Express each line of the data below as an item in a numbered list, leaving out any blank lines.

★ ★ ★ ★ ★

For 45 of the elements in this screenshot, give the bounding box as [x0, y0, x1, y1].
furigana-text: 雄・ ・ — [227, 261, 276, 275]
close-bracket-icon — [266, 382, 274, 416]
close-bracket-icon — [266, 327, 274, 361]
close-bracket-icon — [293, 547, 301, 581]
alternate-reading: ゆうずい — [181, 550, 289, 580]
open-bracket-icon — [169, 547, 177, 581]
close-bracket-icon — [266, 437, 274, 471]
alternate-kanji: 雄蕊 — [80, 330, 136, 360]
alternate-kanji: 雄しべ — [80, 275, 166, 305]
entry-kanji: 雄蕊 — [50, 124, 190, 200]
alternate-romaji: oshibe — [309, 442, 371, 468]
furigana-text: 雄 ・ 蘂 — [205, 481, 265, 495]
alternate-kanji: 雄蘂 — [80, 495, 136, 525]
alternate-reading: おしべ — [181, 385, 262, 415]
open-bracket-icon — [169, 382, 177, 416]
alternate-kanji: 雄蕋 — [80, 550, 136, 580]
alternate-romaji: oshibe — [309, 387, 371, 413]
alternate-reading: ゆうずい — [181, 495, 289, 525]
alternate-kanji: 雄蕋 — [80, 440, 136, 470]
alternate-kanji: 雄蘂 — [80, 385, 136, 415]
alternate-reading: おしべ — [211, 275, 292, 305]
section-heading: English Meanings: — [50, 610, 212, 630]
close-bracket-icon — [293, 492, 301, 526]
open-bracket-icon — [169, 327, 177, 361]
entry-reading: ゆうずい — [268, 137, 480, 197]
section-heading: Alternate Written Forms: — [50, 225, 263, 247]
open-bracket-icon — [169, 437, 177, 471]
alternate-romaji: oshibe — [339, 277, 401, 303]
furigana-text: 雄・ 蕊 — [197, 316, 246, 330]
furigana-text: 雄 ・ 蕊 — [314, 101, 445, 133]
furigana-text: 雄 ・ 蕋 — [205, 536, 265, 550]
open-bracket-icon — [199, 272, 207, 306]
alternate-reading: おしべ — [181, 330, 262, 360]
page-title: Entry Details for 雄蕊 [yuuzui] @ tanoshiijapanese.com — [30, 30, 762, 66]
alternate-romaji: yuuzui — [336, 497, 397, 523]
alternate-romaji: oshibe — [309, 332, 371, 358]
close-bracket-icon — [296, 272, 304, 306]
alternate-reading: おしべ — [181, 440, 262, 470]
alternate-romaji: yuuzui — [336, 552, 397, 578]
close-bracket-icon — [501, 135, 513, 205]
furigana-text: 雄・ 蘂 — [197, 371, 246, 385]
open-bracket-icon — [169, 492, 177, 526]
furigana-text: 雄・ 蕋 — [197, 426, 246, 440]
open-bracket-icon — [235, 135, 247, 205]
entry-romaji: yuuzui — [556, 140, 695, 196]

★ ★ ★ ★ ★

| ANSWER |
1. For 45 of the elements in this screenshot, give the bounding box as [x0, y0, x1, y1].
2. furigana-text: 雄・ ・ — [227, 261, 276, 275]
3. close-bracket-icon — [266, 382, 274, 416]
4. close-bracket-icon — [266, 327, 274, 361]
5. close-bracket-icon — [293, 547, 301, 581]
6. alternate-reading: ゆうずい — [181, 550, 289, 580]
7. open-bracket-icon — [169, 547, 177, 581]
8. close-bracket-icon — [266, 437, 274, 471]
9. alternate-kanji: 雄蕊 — [80, 330, 136, 360]
10. alternate-kanji: 雄しべ — [80, 275, 166, 305]
11. entry-kanji: 雄蕊 — [50, 124, 190, 200]
12. alternate-romaji: oshibe — [309, 442, 371, 468]
13. furigana-text: 雄 ・ 蘂 — [205, 481, 265, 495]
14. alternate-kanji: 雄蘂 — [80, 495, 136, 525]
15. alternate-reading: おしべ — [181, 385, 262, 415]
16. open-bracket-icon — [169, 382, 177, 416]
17. alternate-kanji: 雄蕋 — [80, 550, 136, 580]
18. alternate-romaji: oshibe — [309, 387, 371, 413]
19. alternate-reading: ゆうずい — [181, 495, 289, 525]
20. alternate-kanji: 雄蕋 — [80, 440, 136, 470]
21. alternate-kanji: 雄蘂 — [80, 385, 136, 415]
22. alternate-reading: おしべ — [211, 275, 292, 305]
23. section-heading: English Meanings: — [50, 610, 212, 630]
24. close-bracket-icon — [293, 492, 301, 526]
25. open-bracket-icon — [169, 327, 177, 361]
26. entry-reading: ゆうずい — [268, 137, 480, 197]
27. section-heading: Alternate Written Forms: — [50, 225, 263, 247]
28. open-bracket-icon — [169, 437, 177, 471]
29. alternate-romaji: oshibe — [339, 277, 401, 303]
30. furigana-text: 雄・ 蕊 — [197, 316, 246, 330]
31. furigana-text: 雄 ・ 蕊 — [314, 101, 445, 133]
32. furigana-text: 雄 ・ 蕋 — [205, 536, 265, 550]
33. open-bracket-icon — [199, 272, 207, 306]
34. alternate-reading: おしべ — [181, 330, 262, 360]
35. page-title: Entry Details for 雄蕊 [yuuzui] @ tanoshiijapanese.com — [30, 30, 762, 66]
36. alternate-romaji: yuuzui — [336, 497, 397, 523]
37. alternate-romaji: oshibe — [309, 332, 371, 358]
38. close-bracket-icon — [296, 272, 304, 306]
39. alternate-reading: おしべ — [181, 440, 262, 470]
40. alternate-romaji: yuuzui — [336, 552, 397, 578]
41. close-bracket-icon — [501, 135, 513, 205]
42. furigana-text: 雄・ 蘂 — [197, 371, 246, 385]
43. open-bracket-icon — [169, 492, 177, 526]
44. furigana-text: 雄・ 蕋 — [197, 426, 246, 440]
45. open-bracket-icon — [235, 135, 247, 205]
46. entry-romaji: yuuzui — [556, 140, 695, 196]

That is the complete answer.